--- What is needed ---
Find every line containing the word "alienante" in the records below; report only how many there are.

(Collected data entries)
■ ■ ■

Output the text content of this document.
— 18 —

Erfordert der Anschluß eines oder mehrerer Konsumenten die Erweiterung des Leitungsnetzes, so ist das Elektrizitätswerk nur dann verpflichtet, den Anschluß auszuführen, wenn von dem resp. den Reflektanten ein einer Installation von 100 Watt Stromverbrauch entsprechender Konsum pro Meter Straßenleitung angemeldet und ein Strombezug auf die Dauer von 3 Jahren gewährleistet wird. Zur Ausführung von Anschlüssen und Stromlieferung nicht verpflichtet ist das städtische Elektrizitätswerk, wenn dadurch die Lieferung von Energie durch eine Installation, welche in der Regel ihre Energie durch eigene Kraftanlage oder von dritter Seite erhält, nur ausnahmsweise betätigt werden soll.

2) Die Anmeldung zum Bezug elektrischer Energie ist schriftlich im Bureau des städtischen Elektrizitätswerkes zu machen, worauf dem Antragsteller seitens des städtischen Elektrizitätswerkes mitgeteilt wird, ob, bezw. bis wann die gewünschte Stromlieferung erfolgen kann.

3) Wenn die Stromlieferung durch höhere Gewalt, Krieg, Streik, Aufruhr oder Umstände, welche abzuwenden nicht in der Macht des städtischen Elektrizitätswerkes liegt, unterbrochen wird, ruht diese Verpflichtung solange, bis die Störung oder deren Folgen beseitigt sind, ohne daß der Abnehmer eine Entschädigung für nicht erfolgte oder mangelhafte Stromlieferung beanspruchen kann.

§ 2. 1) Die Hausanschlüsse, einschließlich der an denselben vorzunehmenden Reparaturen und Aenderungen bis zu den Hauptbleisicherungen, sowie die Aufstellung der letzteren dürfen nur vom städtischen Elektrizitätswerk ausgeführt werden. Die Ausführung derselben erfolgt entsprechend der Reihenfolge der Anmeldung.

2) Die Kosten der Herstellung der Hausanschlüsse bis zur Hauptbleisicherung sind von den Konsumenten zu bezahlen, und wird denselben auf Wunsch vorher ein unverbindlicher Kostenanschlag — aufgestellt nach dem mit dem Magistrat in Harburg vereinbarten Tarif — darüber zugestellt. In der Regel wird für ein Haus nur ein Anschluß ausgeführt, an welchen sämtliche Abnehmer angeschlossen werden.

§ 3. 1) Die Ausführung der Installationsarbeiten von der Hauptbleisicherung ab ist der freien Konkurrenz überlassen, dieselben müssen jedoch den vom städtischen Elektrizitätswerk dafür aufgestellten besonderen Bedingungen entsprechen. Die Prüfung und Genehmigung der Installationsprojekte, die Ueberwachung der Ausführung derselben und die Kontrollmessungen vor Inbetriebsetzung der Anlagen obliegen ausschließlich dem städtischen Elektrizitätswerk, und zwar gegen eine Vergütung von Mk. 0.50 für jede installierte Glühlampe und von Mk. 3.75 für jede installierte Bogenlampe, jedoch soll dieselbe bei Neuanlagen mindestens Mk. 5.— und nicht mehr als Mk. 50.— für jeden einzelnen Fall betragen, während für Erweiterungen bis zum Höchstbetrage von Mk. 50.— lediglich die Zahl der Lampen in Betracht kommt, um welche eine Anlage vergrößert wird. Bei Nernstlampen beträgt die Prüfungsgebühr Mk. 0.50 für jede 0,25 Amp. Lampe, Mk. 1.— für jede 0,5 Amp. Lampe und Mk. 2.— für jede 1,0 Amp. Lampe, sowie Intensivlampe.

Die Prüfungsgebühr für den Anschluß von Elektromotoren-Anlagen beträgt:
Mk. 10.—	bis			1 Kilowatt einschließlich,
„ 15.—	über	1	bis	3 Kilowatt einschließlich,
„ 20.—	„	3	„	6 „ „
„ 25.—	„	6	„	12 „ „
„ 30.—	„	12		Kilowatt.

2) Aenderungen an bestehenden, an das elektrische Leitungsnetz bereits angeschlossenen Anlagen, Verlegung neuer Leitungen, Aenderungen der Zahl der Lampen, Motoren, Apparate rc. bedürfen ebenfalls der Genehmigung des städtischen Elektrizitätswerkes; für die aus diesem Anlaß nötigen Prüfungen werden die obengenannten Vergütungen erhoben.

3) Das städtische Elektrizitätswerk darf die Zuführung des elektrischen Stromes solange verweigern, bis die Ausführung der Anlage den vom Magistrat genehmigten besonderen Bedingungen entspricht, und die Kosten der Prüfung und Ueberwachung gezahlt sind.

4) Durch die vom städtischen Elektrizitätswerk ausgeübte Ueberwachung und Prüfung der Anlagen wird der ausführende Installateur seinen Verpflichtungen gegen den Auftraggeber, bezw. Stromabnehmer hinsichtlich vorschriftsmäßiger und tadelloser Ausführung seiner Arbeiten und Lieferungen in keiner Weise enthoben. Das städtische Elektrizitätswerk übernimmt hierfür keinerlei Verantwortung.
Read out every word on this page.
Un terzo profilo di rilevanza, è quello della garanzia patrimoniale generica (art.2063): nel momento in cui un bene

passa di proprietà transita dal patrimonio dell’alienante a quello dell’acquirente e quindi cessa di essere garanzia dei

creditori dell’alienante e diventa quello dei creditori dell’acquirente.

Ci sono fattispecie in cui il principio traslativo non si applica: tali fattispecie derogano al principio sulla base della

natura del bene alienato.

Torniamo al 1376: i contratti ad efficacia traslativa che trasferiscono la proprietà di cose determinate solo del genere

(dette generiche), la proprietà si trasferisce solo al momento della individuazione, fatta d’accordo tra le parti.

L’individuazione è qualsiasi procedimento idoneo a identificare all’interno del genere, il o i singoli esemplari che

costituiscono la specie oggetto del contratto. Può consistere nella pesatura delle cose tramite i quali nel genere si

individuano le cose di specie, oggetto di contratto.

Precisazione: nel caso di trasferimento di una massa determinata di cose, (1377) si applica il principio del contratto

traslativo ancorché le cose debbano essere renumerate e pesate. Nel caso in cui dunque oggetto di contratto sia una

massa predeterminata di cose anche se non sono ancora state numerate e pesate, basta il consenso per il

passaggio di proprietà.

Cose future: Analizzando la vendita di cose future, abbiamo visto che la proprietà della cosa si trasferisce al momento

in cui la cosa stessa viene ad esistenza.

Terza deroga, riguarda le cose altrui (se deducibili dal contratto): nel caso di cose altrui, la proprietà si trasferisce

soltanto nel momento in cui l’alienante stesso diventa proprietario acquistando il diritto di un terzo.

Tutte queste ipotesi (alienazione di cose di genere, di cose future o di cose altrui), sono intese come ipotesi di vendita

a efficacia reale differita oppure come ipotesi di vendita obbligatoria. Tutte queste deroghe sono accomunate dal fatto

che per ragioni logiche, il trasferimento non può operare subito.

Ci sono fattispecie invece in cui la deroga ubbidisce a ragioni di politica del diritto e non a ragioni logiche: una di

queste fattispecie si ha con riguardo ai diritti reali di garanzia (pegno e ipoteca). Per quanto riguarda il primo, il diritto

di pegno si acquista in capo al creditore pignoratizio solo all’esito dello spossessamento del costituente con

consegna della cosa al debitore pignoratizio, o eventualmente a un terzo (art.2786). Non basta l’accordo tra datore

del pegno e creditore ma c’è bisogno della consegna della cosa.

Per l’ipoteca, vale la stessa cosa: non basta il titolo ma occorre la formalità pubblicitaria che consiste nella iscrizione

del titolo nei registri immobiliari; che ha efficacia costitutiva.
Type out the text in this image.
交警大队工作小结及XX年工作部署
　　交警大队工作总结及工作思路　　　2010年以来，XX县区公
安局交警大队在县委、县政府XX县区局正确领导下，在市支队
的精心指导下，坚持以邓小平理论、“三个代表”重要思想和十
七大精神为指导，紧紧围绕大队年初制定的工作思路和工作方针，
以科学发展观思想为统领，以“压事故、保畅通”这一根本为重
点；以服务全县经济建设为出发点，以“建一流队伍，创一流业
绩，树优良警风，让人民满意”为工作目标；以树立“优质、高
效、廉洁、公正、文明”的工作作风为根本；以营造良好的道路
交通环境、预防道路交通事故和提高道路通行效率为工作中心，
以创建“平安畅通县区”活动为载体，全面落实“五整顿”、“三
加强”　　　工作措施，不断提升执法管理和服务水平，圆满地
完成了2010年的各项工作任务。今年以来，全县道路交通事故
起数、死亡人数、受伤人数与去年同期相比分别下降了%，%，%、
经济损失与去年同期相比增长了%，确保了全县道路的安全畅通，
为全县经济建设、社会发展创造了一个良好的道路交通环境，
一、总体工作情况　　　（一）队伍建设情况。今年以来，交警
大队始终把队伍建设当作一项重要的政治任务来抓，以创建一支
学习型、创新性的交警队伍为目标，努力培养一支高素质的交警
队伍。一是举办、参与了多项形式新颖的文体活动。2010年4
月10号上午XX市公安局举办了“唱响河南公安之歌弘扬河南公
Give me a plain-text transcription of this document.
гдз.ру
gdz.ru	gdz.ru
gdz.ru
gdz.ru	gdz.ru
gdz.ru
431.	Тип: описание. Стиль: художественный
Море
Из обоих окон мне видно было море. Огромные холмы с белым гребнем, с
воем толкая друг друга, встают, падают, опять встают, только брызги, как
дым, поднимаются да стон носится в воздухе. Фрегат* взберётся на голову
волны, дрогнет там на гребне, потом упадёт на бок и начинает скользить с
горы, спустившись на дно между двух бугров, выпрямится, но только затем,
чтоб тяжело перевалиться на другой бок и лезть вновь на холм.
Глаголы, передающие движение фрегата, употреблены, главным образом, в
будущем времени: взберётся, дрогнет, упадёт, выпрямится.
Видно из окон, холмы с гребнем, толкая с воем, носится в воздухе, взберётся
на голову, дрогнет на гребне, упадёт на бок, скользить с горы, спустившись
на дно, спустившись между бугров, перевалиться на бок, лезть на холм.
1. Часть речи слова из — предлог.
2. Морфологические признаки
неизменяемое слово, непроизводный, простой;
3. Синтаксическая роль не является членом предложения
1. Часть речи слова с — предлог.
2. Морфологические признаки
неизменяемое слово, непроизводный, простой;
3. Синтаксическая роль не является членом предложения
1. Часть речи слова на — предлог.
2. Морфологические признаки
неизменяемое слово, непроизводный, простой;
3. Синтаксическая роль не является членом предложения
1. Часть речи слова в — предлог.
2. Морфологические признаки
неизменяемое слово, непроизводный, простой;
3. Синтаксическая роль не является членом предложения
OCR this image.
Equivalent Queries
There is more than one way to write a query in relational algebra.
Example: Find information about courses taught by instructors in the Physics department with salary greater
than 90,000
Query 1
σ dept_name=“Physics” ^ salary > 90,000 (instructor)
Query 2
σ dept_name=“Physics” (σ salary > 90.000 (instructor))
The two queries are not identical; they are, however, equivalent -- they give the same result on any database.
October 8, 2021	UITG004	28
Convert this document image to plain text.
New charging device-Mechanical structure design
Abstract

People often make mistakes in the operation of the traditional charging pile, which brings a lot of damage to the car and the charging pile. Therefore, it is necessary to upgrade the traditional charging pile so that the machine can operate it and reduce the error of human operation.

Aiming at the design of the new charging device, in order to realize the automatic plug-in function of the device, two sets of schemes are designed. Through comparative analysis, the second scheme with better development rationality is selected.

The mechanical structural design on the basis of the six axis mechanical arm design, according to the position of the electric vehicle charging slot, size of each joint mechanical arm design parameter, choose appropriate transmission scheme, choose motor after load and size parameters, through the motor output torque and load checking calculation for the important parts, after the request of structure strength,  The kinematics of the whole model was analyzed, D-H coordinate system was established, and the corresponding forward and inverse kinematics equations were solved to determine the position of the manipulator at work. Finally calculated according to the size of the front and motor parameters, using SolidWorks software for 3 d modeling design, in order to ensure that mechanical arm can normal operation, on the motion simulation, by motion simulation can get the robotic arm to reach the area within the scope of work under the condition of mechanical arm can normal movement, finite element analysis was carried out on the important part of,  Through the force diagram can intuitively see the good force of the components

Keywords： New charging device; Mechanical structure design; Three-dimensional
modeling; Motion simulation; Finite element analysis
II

■ ■ ■

--- Exercise result ---
3